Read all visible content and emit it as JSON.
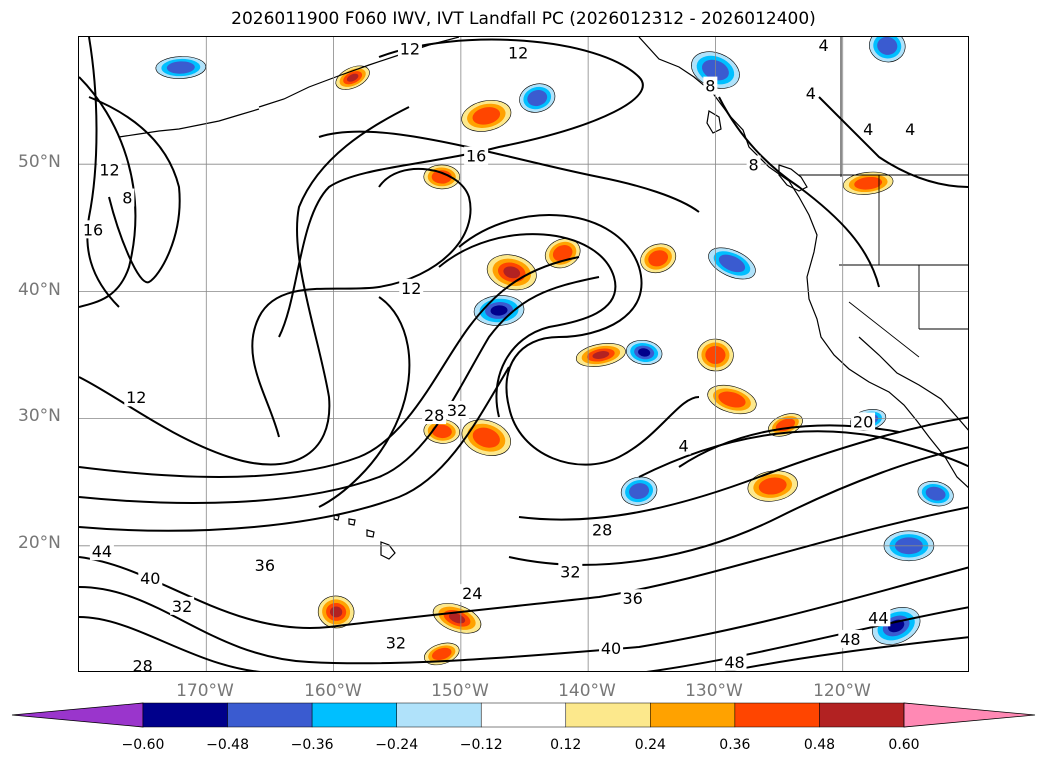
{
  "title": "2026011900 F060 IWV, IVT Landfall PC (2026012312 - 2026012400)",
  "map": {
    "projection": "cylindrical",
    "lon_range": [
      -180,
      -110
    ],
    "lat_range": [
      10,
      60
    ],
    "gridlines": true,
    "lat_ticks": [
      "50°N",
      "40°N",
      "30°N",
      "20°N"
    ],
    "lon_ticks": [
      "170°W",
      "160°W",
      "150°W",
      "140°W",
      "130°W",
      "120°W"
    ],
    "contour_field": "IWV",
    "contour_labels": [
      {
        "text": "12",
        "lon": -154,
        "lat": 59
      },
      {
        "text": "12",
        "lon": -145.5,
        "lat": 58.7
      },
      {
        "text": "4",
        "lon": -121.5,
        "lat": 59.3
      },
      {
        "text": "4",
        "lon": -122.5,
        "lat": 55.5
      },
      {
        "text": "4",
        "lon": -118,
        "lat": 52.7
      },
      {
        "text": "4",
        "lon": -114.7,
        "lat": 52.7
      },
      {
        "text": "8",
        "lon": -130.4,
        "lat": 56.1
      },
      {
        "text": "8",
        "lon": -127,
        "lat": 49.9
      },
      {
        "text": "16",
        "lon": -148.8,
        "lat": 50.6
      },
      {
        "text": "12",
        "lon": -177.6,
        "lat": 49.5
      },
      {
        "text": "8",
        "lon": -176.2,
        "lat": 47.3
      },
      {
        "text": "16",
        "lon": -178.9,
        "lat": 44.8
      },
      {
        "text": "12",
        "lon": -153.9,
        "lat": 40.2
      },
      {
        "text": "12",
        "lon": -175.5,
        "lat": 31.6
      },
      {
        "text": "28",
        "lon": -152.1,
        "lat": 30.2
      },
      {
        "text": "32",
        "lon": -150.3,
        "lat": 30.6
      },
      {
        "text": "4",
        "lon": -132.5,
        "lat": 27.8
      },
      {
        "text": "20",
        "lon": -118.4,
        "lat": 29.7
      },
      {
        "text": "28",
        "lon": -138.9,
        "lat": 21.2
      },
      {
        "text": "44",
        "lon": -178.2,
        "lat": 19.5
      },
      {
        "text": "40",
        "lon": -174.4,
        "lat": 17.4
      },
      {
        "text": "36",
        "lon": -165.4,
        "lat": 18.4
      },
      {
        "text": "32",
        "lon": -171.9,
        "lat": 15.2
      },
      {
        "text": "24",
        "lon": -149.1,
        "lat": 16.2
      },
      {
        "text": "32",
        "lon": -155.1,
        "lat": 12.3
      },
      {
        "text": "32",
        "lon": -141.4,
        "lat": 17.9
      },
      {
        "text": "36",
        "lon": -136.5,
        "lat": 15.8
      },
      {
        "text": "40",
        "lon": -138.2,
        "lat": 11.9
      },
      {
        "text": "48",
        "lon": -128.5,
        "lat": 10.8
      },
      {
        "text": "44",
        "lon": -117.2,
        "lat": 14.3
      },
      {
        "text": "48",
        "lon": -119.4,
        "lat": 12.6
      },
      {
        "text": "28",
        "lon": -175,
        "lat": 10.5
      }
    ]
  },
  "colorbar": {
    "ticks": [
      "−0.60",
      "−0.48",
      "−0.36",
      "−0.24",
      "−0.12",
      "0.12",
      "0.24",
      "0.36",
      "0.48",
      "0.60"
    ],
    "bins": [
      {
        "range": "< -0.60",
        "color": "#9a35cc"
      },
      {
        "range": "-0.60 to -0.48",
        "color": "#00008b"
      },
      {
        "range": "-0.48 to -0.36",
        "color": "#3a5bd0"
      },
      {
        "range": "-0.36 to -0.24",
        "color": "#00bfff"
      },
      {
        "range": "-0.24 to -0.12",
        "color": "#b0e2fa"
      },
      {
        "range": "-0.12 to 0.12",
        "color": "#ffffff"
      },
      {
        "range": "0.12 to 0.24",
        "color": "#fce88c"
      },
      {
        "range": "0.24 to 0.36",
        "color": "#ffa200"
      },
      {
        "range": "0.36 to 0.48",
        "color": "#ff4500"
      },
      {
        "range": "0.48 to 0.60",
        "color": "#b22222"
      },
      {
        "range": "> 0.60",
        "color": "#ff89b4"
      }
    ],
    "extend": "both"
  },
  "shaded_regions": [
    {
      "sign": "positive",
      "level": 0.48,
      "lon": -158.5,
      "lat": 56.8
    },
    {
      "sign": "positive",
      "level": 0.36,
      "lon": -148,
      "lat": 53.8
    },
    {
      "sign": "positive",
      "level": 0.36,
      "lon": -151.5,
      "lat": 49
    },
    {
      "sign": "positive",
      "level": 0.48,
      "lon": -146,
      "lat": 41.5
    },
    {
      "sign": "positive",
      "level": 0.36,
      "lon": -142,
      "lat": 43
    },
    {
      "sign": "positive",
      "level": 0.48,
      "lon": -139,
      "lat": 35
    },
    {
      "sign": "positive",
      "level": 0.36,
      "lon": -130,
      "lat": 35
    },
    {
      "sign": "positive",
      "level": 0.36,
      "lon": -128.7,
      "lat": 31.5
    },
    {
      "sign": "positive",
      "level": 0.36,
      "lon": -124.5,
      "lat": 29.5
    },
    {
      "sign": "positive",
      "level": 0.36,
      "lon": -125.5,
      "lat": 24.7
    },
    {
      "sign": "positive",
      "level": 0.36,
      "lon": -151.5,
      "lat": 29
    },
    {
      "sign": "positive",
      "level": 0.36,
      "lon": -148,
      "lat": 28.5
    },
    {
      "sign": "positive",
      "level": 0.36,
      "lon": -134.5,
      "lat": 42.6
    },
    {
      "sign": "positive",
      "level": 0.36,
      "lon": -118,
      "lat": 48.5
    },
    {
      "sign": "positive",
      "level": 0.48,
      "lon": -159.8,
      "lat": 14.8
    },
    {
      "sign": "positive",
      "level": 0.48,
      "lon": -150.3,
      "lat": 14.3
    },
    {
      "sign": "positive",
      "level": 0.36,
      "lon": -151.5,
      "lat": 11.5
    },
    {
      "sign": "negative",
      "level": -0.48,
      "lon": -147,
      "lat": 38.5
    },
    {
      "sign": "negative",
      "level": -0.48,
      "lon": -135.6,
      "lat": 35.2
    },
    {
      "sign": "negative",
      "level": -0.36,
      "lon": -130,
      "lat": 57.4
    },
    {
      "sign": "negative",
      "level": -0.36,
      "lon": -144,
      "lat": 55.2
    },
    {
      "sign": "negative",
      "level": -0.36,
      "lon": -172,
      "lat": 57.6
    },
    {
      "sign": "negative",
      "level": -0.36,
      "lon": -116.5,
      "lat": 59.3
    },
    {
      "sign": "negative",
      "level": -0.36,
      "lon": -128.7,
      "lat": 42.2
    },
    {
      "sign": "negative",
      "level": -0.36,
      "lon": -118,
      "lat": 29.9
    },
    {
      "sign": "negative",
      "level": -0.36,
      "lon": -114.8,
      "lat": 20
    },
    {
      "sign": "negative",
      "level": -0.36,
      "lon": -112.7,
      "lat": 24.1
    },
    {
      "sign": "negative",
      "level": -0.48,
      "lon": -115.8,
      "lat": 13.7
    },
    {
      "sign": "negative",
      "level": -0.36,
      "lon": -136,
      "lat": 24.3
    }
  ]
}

————

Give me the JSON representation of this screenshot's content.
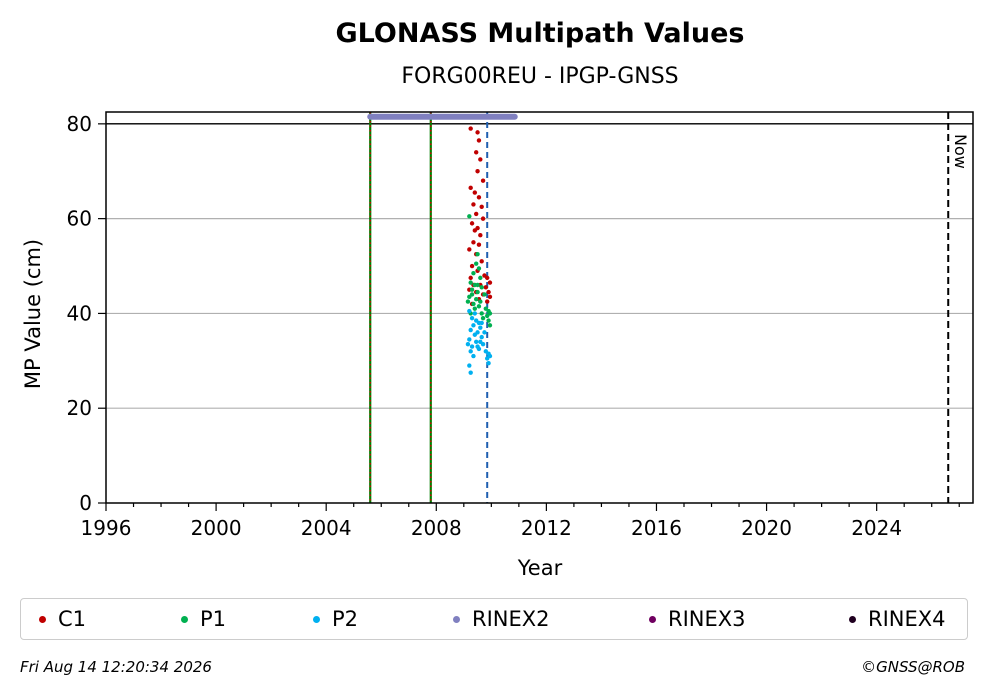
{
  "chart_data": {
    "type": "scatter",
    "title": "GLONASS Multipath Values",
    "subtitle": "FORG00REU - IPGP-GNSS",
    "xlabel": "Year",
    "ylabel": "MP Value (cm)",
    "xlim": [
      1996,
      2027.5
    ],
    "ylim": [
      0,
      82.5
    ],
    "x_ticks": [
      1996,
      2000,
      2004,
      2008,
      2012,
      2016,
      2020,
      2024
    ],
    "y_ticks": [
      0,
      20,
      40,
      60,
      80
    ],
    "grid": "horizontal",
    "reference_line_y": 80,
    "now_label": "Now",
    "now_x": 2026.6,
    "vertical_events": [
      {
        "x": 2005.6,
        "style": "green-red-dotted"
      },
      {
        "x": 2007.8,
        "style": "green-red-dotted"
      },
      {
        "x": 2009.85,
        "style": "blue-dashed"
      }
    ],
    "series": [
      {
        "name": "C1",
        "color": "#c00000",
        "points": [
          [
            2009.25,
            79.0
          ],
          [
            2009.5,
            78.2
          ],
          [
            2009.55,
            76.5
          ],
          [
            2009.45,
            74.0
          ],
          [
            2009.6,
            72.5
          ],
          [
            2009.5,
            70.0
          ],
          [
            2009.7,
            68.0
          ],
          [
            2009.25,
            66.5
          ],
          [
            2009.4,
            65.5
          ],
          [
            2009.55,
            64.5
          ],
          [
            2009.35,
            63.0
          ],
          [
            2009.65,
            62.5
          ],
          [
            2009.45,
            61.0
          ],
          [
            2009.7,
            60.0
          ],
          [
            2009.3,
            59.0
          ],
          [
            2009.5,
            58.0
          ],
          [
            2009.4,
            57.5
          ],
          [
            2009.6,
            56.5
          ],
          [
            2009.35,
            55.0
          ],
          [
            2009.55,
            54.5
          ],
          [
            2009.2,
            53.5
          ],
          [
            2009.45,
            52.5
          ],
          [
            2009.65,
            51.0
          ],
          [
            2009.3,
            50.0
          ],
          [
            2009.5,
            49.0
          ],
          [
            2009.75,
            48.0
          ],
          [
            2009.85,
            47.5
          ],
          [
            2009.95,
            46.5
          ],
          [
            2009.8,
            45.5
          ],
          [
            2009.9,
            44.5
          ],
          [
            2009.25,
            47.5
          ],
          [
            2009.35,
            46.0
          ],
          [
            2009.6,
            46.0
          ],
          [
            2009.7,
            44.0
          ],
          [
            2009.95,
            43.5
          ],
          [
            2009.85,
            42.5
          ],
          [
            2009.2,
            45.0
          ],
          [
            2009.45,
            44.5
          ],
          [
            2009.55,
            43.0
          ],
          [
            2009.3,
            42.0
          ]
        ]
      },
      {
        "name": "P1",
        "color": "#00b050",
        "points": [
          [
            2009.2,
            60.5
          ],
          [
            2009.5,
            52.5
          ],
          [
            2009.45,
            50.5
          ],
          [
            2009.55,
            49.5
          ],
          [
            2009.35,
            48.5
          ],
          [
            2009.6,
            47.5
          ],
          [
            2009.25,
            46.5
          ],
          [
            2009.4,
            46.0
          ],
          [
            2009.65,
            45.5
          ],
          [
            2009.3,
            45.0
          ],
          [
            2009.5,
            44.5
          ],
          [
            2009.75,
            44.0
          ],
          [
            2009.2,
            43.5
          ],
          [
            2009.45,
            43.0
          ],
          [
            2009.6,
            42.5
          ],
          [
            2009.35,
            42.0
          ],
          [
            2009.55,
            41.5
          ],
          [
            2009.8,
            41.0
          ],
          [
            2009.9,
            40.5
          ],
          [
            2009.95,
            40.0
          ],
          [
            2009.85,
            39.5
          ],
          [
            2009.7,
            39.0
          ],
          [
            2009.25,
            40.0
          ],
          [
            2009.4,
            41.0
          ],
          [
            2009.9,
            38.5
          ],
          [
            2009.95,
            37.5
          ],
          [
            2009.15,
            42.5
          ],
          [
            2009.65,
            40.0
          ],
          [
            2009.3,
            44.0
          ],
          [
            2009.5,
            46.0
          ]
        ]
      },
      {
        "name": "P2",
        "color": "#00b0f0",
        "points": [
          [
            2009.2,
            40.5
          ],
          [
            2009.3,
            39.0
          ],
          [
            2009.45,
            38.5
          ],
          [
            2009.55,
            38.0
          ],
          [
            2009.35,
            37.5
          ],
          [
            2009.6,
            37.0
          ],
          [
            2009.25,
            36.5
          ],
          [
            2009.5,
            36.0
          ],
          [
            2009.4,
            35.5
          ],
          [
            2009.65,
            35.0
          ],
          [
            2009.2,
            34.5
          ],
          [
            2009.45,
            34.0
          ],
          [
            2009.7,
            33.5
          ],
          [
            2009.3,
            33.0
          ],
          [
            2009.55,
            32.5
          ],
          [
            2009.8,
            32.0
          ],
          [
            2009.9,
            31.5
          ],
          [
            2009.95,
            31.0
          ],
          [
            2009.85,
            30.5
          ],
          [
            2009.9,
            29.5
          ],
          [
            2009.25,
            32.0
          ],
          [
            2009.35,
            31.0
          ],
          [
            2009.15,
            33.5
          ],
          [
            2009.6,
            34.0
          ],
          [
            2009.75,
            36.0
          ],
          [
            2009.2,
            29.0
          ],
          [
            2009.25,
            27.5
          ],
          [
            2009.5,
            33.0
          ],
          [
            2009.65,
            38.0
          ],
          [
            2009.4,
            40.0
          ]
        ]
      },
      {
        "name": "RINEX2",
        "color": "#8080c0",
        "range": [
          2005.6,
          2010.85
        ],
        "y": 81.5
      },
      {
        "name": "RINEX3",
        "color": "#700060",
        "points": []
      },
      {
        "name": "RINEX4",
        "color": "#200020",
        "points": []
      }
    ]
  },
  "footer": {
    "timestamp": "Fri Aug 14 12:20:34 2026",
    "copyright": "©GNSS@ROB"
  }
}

————

**EXERCISE DESCRIPTION**. Copy each line of the entries that includes the word "JSON".

**SOLUTION FOR THIS PROBLEM**.
Read all visible content and emit it as JSON.
Give me the JSON representation of this screenshot's content.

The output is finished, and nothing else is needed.